• ENTRIES PROVIDED:
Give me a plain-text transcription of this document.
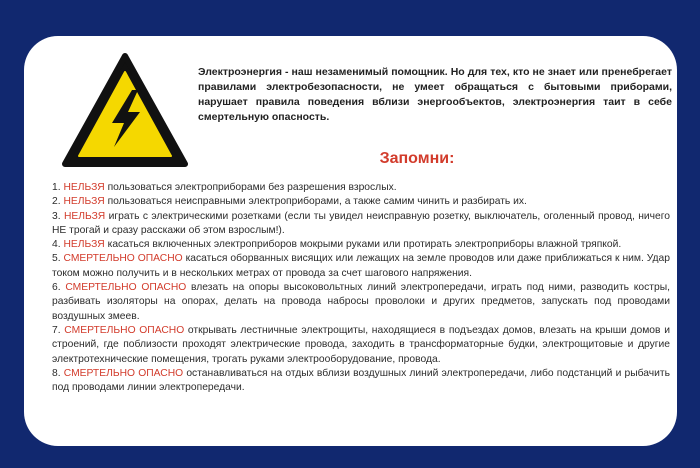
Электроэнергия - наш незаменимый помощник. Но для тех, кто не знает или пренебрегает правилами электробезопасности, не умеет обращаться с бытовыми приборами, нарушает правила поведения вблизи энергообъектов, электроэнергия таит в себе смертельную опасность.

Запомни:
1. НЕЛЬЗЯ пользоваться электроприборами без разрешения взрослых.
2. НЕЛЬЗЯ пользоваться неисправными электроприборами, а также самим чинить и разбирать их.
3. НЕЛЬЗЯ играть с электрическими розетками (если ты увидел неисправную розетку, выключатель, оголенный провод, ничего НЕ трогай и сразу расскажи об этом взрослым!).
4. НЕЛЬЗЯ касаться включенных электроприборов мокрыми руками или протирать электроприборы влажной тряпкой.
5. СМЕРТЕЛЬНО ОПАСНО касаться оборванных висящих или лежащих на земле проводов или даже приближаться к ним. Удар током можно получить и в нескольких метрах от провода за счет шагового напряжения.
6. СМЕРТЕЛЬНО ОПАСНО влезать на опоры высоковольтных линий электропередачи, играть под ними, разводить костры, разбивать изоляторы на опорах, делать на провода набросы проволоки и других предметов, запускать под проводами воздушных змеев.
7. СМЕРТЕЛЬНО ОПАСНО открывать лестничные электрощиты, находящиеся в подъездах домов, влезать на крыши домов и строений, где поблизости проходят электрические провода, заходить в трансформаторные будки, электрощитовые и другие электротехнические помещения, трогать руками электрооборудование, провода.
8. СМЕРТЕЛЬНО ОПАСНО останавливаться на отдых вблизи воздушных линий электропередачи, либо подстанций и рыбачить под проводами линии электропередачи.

• PROBLEM TO WORK ON: Count every line of the records that holds "касаться". State the number, nothing else.

• WRITTEN ANSWER: 2